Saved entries
______

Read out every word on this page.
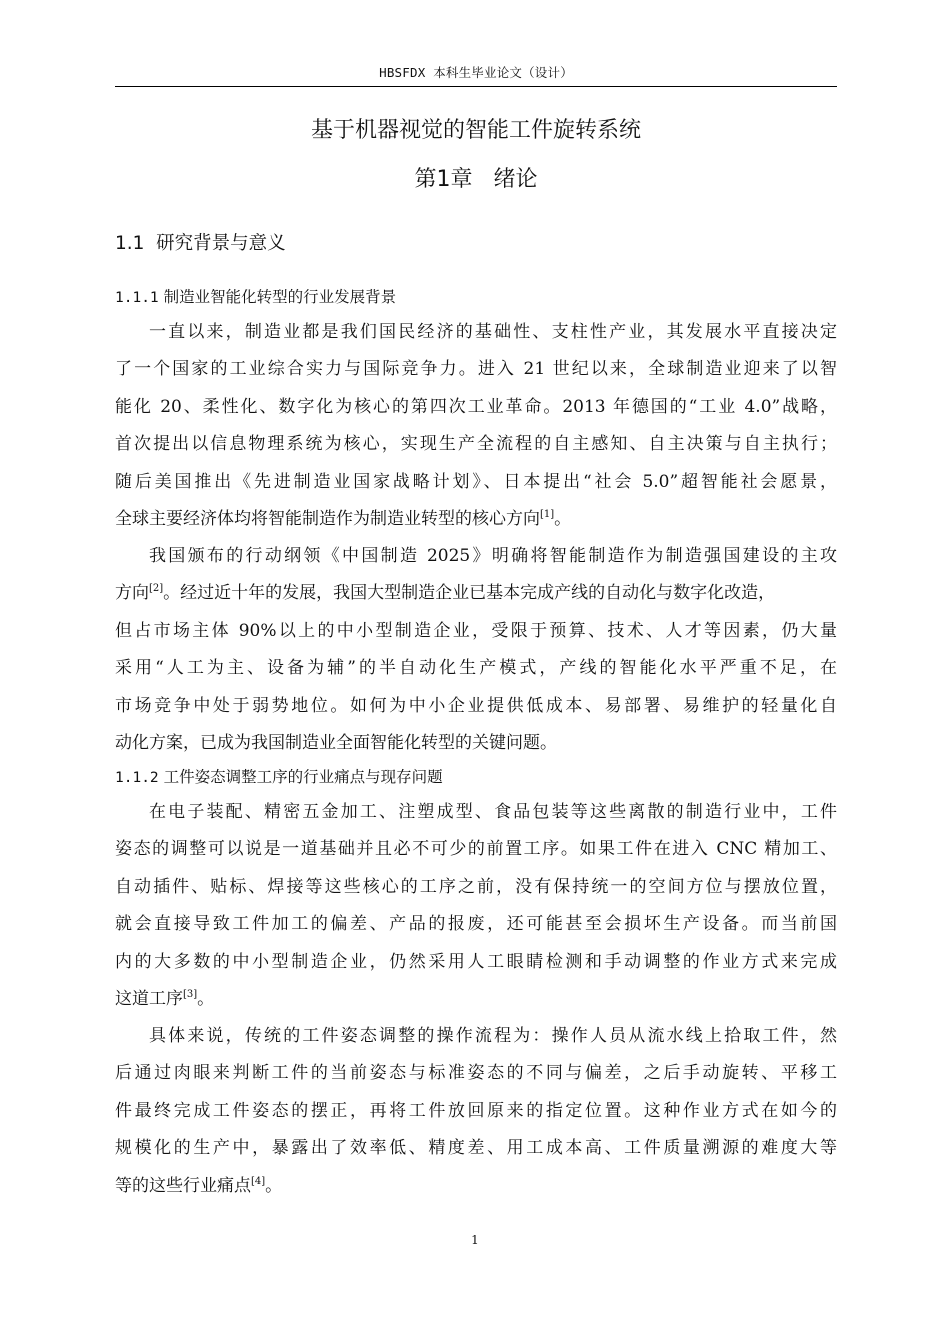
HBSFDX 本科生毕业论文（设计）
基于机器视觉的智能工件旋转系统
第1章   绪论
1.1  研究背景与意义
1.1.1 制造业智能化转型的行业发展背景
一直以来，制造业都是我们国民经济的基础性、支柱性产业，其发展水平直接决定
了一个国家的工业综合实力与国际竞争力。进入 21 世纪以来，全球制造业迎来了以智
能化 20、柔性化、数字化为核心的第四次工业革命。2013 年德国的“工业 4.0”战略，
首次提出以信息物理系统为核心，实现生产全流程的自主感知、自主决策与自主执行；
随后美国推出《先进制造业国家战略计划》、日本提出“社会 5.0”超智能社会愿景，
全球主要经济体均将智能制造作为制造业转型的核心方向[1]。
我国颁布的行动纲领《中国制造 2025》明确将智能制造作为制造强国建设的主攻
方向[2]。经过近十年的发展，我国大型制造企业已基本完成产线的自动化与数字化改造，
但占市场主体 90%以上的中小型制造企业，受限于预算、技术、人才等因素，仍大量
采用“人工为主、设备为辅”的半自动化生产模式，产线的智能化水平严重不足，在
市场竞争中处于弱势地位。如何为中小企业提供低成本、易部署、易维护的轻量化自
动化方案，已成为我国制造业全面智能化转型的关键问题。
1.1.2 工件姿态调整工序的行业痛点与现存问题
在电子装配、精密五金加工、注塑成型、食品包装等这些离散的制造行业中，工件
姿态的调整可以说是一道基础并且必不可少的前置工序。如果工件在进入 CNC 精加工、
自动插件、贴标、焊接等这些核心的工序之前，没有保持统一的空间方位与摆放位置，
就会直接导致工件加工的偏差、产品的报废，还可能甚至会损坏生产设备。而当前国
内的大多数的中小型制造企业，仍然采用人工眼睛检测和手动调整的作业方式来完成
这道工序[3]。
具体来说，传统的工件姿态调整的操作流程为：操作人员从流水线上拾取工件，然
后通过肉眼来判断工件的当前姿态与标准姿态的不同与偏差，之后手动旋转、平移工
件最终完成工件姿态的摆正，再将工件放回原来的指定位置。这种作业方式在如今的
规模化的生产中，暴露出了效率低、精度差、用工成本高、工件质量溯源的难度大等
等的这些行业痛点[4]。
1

______

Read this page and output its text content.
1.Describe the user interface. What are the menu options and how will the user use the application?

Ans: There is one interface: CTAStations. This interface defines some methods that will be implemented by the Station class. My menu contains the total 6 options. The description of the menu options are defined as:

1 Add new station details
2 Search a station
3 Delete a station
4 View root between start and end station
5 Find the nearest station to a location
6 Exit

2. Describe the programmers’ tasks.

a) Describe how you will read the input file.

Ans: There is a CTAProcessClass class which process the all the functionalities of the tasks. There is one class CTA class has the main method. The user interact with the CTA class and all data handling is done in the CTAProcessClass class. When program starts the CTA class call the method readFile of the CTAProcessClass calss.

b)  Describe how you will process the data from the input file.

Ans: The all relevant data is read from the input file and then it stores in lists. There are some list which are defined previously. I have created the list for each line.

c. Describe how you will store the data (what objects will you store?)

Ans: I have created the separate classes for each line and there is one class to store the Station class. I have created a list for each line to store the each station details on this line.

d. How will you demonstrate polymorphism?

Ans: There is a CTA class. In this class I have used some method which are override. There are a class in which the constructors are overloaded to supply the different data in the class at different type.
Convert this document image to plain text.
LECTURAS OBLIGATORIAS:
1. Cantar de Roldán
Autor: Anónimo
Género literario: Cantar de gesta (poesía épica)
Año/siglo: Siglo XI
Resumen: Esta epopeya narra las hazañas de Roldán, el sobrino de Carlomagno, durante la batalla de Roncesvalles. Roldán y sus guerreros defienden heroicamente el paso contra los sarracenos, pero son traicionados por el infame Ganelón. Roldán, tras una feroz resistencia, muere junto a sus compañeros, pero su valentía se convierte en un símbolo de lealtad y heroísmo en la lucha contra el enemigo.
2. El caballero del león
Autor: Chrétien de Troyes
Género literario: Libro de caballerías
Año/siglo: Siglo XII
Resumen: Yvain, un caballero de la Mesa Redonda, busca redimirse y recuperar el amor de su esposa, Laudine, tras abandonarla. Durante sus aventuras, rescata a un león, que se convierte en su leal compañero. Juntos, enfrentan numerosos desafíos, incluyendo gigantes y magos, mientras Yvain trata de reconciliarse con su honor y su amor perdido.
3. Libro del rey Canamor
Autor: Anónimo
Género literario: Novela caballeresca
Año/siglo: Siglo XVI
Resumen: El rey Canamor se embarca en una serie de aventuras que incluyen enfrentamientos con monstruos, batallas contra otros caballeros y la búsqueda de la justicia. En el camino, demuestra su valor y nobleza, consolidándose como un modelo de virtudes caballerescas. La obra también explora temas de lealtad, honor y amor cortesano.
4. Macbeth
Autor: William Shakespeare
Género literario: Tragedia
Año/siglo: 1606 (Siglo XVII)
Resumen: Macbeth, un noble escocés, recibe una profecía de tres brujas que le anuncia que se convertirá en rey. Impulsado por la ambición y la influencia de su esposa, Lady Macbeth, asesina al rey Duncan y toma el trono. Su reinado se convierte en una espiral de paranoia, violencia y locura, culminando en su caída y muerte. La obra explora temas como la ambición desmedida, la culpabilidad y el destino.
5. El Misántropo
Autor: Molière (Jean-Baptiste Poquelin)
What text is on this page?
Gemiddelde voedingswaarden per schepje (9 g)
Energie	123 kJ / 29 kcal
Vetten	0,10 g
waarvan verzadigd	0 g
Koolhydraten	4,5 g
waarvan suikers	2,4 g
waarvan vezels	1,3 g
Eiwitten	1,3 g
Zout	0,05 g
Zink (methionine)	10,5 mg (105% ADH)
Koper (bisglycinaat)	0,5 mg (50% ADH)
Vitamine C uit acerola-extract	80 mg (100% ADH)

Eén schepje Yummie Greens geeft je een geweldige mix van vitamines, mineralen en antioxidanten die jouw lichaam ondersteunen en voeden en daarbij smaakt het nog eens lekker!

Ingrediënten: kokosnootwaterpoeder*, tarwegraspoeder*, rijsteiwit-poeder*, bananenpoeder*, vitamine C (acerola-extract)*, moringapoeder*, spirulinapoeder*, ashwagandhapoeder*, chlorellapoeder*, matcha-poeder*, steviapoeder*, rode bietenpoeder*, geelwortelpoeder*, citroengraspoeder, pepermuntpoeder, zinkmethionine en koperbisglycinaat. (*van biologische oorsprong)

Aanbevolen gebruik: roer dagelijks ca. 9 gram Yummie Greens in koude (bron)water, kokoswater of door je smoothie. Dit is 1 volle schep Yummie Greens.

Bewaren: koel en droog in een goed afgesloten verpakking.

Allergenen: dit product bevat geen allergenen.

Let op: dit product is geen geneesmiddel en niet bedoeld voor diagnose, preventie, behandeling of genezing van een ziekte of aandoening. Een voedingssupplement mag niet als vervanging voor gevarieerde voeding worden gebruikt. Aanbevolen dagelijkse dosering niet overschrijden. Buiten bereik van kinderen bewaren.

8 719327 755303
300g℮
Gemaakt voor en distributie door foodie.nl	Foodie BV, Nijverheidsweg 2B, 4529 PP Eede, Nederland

______

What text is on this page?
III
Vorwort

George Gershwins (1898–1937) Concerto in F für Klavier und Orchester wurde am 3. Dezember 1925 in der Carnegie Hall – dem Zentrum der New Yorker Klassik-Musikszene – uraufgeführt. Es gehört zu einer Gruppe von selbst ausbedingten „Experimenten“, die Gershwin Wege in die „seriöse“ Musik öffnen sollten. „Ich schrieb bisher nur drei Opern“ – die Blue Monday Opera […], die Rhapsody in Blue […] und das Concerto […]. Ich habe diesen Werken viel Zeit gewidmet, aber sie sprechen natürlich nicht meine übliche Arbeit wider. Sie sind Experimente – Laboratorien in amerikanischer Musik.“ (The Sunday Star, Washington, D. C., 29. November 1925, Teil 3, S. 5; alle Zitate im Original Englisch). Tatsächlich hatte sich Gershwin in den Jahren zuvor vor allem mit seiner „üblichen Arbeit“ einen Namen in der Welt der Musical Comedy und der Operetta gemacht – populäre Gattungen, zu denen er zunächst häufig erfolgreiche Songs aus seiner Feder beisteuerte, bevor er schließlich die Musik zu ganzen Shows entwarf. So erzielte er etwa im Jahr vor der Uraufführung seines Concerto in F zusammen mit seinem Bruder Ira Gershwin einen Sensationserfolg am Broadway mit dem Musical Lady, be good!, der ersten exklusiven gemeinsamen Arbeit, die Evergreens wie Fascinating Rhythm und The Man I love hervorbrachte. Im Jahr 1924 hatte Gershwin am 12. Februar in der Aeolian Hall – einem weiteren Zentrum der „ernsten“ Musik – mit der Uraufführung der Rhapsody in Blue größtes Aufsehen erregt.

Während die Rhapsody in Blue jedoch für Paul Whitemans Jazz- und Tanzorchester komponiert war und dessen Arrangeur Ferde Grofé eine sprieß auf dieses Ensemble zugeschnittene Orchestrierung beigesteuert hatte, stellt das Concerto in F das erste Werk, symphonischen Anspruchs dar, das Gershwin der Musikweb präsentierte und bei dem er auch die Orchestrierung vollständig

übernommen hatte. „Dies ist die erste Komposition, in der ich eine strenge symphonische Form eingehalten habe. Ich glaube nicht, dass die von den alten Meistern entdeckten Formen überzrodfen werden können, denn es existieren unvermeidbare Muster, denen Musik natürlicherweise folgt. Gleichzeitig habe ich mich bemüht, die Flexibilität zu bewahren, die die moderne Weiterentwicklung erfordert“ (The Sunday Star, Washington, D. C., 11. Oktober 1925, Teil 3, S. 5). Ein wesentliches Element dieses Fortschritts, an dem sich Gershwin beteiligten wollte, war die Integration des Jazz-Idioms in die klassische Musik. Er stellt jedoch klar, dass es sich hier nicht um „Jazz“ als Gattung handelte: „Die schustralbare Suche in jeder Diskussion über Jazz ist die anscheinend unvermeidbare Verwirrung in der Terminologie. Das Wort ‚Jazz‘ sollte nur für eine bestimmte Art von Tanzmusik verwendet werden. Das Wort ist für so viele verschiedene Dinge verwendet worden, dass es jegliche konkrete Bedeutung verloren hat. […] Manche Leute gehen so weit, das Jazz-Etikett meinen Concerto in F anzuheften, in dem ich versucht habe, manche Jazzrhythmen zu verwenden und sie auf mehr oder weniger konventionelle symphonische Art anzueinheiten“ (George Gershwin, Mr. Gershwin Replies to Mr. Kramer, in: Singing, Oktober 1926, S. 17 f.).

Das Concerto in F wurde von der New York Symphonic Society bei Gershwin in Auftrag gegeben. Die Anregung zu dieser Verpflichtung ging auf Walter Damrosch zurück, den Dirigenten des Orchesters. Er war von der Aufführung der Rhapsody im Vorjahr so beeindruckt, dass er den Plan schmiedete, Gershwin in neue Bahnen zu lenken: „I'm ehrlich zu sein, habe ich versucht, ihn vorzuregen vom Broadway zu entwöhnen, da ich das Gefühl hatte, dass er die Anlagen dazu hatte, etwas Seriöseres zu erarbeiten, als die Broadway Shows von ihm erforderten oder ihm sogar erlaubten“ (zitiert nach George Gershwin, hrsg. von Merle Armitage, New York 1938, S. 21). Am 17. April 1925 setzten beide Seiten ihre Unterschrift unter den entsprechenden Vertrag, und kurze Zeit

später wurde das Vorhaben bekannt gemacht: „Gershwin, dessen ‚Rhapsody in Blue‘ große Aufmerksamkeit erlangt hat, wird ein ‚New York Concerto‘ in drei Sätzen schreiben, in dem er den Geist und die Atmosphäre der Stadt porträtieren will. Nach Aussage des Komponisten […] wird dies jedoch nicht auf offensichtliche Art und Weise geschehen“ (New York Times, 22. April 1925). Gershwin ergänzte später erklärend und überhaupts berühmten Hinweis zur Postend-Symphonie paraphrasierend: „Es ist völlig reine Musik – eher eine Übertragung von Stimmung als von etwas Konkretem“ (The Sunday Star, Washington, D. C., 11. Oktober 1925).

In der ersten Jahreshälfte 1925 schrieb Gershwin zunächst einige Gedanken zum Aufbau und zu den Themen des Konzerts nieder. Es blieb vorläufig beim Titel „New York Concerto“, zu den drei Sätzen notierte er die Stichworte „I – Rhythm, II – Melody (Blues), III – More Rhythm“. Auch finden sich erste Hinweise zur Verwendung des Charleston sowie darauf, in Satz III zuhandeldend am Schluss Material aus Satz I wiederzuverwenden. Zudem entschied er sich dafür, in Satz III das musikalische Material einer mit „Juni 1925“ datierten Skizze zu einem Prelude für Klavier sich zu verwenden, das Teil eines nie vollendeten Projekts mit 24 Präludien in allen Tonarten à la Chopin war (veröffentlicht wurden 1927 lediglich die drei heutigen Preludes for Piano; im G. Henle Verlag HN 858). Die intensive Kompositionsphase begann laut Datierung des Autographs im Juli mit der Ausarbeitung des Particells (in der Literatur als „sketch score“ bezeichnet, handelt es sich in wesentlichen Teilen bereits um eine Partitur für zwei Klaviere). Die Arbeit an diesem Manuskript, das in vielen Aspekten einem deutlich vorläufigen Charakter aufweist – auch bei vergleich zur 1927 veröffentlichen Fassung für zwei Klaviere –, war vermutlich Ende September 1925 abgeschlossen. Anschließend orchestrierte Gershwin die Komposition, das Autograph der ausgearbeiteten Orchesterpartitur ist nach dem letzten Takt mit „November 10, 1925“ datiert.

______

▸ STATED PROBLEM
Among the entries above, identify all lines with "schepje" and copy them.

▸ EXERCISE RESULT
Gemiddelde voedingswaarden per schepje (9 g)
Eén schepje Yummie Greens geeft je een geweldige mix van vitamines, mineralen en antioxidanten die jouw lichaam ondersteunen en voeden en daarbij smaakt het nog eens lekker!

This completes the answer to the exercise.